- _Set problem_:
Return all lines that include the string "have".

### Material ###

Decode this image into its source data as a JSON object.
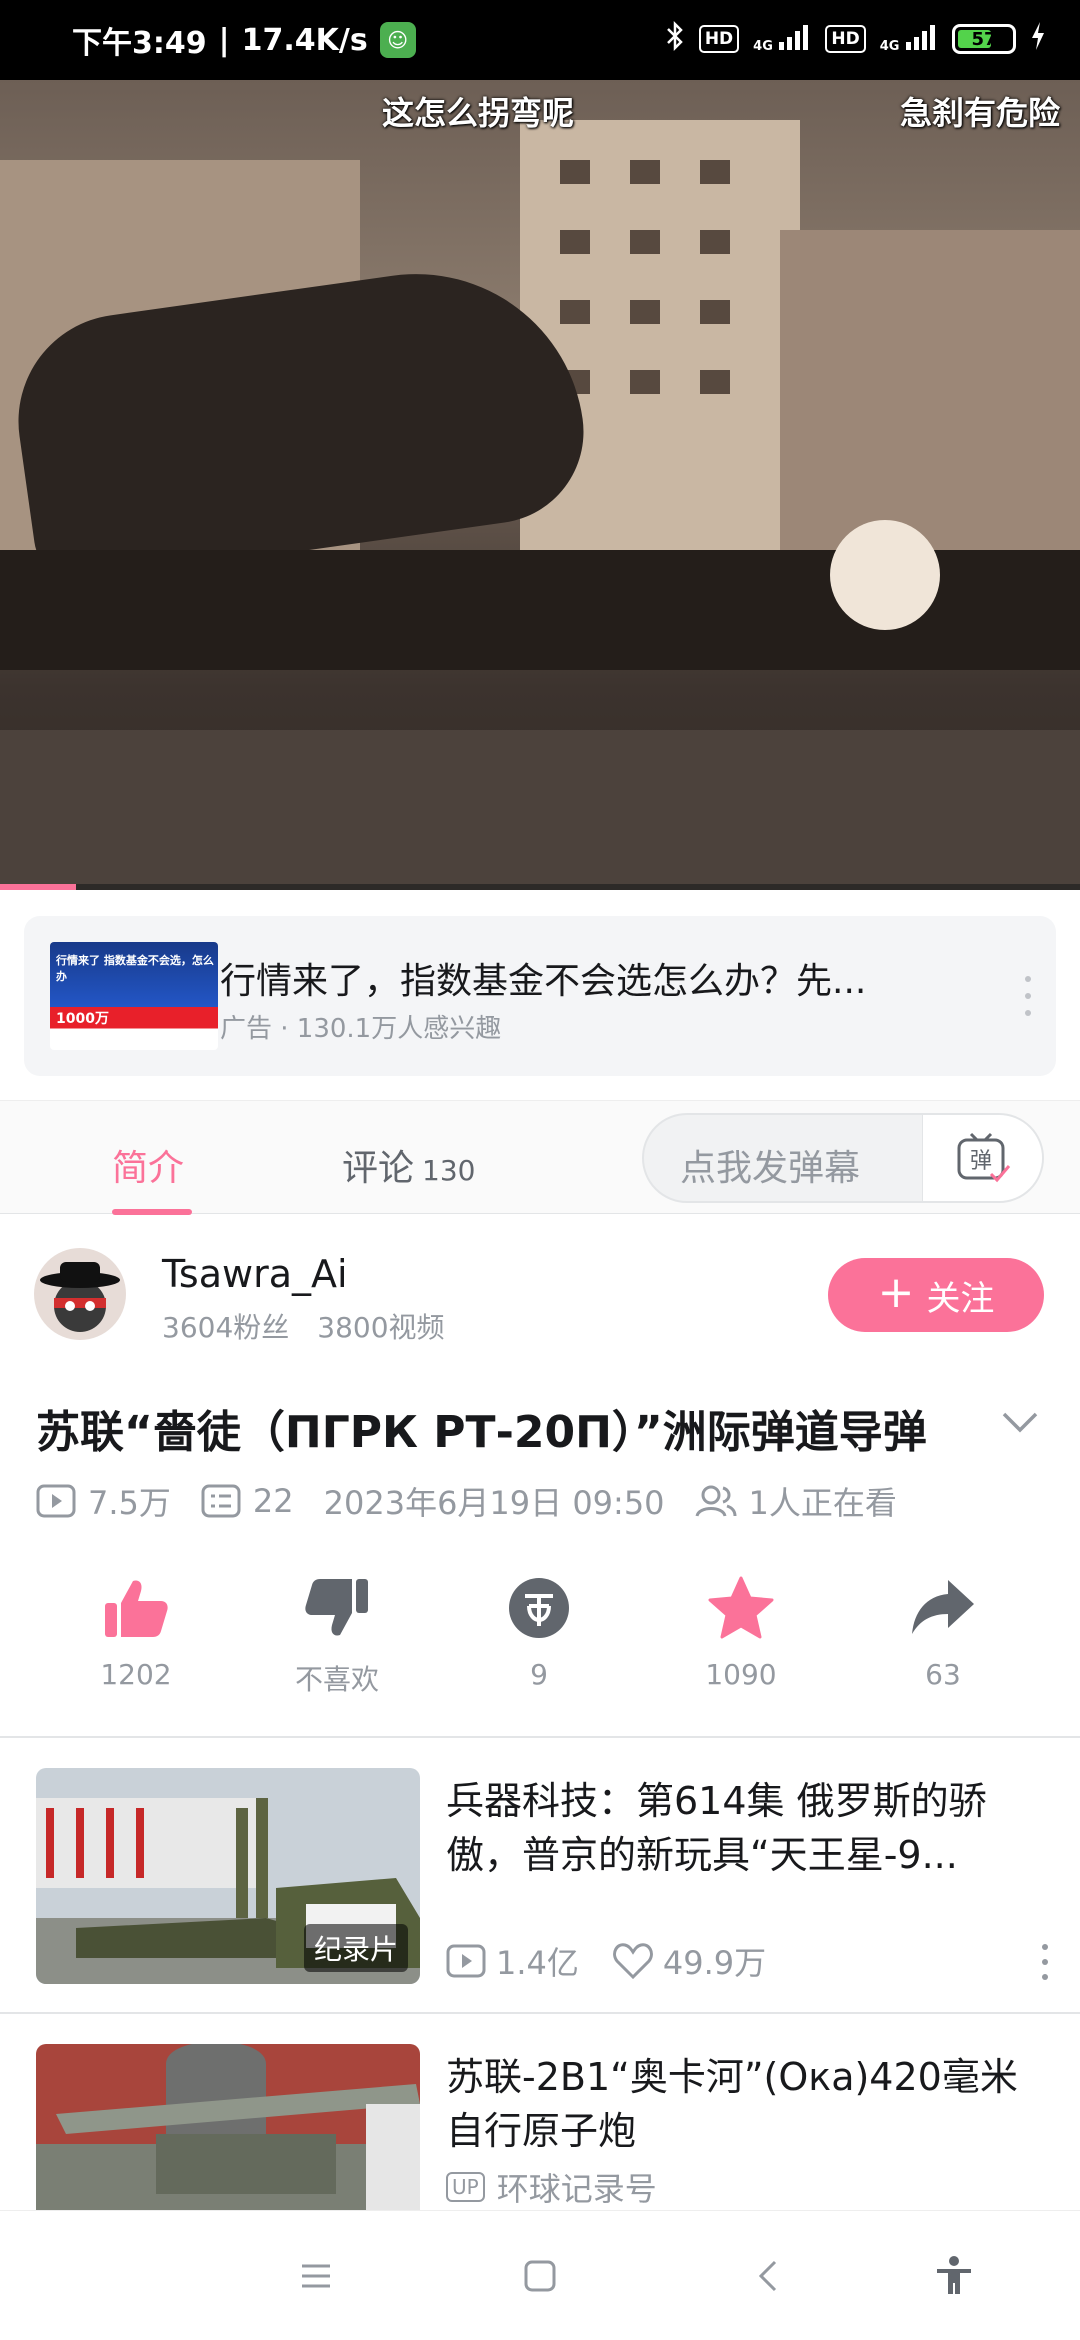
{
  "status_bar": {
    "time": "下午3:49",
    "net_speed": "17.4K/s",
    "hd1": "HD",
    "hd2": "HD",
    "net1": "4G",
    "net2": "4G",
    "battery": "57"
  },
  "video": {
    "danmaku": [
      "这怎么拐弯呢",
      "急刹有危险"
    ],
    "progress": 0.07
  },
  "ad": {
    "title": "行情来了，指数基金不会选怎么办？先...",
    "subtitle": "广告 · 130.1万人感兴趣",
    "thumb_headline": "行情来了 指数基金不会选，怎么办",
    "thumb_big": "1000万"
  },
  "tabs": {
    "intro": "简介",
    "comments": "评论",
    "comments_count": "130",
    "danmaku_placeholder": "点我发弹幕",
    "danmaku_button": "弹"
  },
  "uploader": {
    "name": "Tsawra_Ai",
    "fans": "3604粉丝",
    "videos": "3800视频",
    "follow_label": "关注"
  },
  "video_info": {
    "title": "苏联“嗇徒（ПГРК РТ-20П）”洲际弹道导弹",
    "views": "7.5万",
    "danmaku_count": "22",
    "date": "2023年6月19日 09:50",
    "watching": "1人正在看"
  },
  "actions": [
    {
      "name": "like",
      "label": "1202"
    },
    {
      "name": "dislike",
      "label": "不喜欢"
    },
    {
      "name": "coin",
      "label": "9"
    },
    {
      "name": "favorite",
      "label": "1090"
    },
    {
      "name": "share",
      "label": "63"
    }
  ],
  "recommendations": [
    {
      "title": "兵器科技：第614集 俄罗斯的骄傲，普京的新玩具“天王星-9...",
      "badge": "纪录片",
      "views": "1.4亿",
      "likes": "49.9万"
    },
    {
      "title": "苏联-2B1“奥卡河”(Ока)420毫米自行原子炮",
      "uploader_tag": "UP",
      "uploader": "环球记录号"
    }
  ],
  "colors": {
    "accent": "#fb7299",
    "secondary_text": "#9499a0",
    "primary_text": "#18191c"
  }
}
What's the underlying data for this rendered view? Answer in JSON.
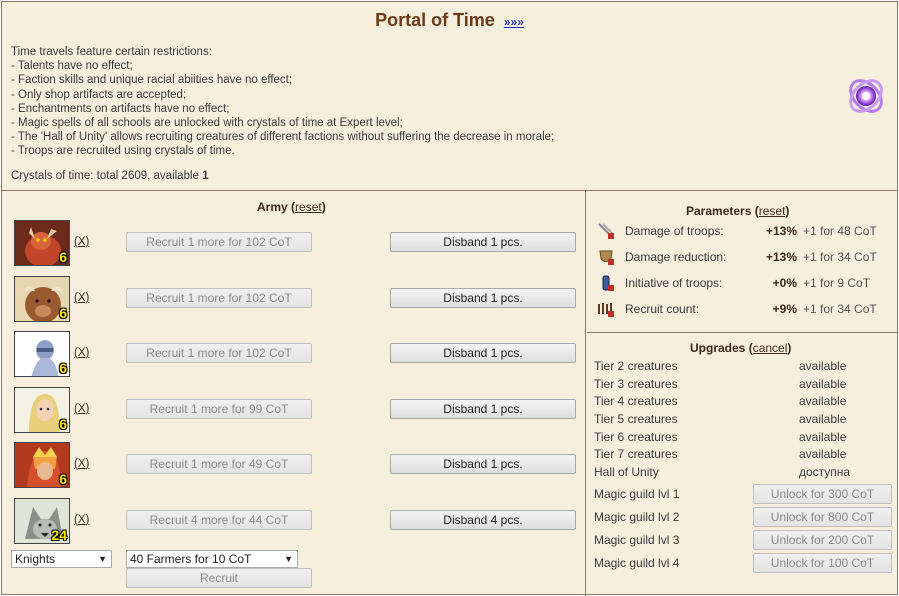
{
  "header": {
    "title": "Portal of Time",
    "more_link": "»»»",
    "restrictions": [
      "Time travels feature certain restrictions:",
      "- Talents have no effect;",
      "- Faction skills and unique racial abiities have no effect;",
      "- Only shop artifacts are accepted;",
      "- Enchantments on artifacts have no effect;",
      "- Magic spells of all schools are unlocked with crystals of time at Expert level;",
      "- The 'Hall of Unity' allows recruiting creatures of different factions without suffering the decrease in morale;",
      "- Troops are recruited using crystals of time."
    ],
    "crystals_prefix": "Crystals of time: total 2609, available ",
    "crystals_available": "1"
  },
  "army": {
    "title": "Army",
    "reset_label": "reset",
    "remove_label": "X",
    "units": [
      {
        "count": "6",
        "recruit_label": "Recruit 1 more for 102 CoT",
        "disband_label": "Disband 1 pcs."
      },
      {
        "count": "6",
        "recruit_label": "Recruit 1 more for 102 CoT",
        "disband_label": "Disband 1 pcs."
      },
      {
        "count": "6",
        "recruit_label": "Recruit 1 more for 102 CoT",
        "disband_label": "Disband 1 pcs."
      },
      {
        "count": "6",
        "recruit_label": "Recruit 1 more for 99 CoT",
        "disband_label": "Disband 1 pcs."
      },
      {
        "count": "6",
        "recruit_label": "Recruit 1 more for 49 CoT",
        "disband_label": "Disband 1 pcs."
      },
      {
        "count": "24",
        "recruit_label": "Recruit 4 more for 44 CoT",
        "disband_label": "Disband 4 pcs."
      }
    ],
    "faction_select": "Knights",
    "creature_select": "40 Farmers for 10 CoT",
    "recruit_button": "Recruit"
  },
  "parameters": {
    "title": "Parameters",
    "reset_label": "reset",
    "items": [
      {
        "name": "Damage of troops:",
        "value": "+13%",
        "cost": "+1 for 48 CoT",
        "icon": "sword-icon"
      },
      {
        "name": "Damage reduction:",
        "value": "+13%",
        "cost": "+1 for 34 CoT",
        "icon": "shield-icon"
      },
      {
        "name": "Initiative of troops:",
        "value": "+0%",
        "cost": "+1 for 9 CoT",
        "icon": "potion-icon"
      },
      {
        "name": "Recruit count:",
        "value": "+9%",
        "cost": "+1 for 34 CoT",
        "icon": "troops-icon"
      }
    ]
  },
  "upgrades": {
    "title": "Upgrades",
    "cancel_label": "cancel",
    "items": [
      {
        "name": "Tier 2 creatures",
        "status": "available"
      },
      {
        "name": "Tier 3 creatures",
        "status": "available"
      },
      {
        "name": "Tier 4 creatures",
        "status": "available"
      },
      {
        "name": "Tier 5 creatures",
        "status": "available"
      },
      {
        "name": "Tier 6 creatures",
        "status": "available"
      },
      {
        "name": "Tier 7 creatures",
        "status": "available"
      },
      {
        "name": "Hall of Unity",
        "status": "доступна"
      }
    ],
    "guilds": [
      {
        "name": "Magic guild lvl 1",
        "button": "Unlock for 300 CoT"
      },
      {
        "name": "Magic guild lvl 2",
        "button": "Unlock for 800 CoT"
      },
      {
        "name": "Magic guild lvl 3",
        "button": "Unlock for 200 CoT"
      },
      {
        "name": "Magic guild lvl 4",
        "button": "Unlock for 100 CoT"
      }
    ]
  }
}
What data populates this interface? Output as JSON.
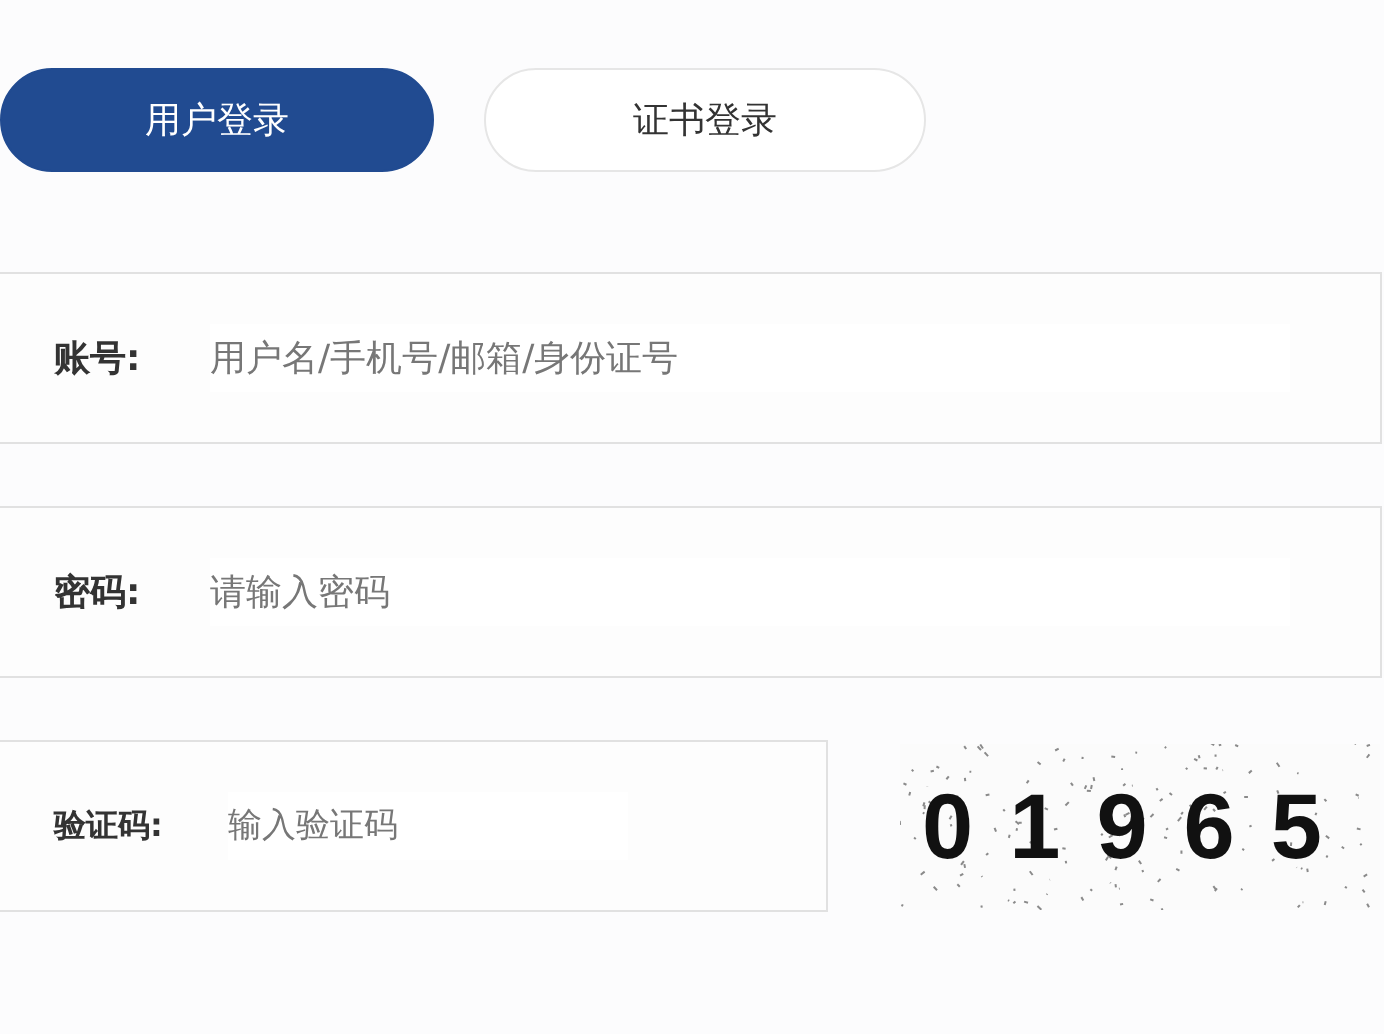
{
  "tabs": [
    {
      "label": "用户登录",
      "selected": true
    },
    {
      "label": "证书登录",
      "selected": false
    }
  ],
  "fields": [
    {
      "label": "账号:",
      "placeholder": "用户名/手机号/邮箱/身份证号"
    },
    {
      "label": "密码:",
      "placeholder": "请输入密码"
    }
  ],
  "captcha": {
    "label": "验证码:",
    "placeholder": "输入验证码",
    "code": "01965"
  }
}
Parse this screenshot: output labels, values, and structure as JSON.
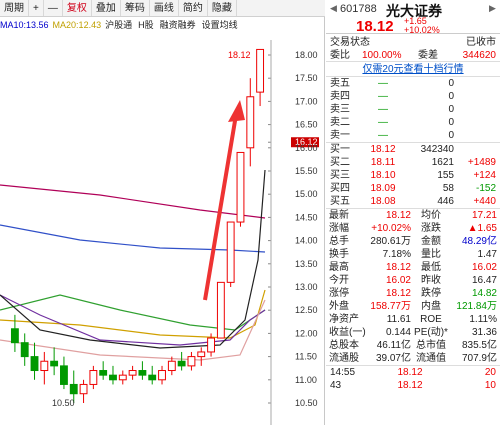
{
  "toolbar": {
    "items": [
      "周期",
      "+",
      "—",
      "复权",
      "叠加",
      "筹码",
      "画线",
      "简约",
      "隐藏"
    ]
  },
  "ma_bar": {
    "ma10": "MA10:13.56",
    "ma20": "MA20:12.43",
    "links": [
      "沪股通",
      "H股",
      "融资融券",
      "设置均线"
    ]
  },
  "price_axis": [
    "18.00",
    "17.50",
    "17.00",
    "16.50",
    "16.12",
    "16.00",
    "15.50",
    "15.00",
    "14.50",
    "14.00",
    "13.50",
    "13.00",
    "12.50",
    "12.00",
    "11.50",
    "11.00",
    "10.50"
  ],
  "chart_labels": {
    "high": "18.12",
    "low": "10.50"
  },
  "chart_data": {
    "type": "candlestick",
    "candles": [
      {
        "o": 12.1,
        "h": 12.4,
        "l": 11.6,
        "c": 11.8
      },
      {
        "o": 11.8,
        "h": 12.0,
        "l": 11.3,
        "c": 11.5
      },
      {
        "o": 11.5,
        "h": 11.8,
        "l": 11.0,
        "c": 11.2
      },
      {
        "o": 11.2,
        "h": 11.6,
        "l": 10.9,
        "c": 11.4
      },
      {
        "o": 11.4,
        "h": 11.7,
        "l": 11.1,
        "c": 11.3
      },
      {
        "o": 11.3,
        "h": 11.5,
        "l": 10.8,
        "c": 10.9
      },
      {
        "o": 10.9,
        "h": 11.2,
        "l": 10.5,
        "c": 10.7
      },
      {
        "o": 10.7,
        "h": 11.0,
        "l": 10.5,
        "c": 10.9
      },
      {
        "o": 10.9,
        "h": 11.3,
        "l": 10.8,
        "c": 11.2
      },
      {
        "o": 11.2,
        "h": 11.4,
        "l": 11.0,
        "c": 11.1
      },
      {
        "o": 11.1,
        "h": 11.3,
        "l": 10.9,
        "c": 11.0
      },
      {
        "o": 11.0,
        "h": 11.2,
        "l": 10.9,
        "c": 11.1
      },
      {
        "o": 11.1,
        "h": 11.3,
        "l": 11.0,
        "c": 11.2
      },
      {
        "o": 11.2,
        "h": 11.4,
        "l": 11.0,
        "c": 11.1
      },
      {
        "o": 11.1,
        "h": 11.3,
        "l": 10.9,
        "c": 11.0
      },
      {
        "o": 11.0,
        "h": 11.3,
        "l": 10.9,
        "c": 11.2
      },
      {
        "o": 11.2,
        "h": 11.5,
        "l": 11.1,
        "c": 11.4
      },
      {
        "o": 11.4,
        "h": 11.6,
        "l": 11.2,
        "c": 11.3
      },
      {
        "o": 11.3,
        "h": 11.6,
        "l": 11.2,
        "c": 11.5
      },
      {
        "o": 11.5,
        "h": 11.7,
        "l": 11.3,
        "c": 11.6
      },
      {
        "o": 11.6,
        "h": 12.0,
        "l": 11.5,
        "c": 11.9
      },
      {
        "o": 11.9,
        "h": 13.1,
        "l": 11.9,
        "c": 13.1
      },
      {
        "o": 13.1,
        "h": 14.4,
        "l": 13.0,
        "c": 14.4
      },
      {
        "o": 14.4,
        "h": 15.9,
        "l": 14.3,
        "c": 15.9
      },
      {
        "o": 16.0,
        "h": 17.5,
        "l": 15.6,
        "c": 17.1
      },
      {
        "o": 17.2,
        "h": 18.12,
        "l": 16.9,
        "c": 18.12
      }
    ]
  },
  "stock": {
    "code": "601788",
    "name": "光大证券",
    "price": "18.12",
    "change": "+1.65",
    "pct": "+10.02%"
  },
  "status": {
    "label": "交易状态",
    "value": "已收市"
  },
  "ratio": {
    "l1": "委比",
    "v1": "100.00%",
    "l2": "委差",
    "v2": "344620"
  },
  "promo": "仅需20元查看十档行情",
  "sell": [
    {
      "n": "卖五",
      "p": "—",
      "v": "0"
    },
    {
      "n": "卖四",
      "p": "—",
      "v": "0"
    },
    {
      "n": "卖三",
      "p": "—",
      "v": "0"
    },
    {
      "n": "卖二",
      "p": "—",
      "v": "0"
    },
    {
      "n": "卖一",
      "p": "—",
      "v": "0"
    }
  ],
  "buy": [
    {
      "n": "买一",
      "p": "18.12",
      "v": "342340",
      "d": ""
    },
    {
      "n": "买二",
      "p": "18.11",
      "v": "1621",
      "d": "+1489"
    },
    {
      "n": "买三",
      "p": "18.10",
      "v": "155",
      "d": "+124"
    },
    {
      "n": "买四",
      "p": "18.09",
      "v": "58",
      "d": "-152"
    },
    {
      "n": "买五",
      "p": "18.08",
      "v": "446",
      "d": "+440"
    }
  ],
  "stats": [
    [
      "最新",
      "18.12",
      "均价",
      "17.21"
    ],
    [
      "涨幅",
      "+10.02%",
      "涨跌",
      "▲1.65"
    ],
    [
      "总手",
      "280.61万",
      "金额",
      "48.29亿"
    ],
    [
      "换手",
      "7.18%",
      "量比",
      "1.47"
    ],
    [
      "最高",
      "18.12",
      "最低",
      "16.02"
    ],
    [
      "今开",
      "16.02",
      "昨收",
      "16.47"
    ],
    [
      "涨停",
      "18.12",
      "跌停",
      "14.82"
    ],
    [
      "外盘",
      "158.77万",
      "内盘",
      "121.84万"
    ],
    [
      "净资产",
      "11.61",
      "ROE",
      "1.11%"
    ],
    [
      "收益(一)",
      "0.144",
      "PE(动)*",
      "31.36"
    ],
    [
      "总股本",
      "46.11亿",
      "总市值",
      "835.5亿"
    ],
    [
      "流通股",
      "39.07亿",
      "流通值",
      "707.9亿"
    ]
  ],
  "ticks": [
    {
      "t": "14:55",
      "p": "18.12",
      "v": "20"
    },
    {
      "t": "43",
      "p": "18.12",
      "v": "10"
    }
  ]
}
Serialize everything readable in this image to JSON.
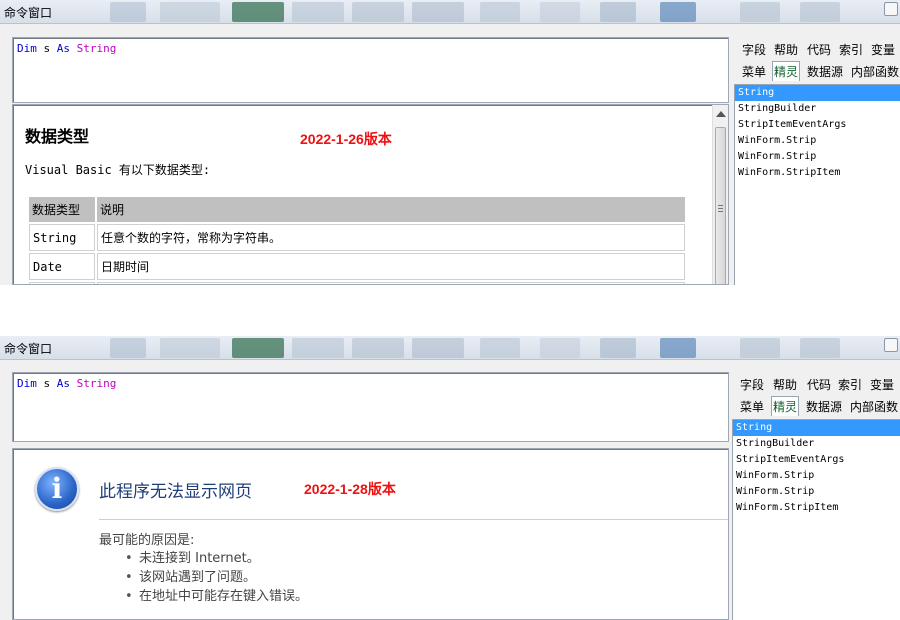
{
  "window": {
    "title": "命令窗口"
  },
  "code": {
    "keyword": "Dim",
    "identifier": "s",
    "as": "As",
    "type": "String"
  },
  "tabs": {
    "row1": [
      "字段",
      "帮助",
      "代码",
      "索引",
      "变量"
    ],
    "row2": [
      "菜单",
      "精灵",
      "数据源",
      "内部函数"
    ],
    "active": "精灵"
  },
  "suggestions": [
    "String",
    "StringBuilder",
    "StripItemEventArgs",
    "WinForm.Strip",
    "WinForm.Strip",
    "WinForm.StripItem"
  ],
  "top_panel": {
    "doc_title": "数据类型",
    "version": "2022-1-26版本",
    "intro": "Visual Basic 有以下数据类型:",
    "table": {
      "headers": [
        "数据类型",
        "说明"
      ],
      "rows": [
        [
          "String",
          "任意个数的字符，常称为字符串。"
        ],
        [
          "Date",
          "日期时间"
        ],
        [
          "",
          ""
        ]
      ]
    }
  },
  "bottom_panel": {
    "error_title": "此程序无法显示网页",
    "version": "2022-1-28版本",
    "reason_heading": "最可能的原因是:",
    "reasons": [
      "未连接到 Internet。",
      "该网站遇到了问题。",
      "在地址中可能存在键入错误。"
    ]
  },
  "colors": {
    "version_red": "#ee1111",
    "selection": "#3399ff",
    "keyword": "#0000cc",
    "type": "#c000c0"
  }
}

###

- _Response to this task_:
      "- Talents have no effect;",
      "- Faction skills and unique racial abiities have no effect;",
      "- Enchantments on artifacts have no effect;",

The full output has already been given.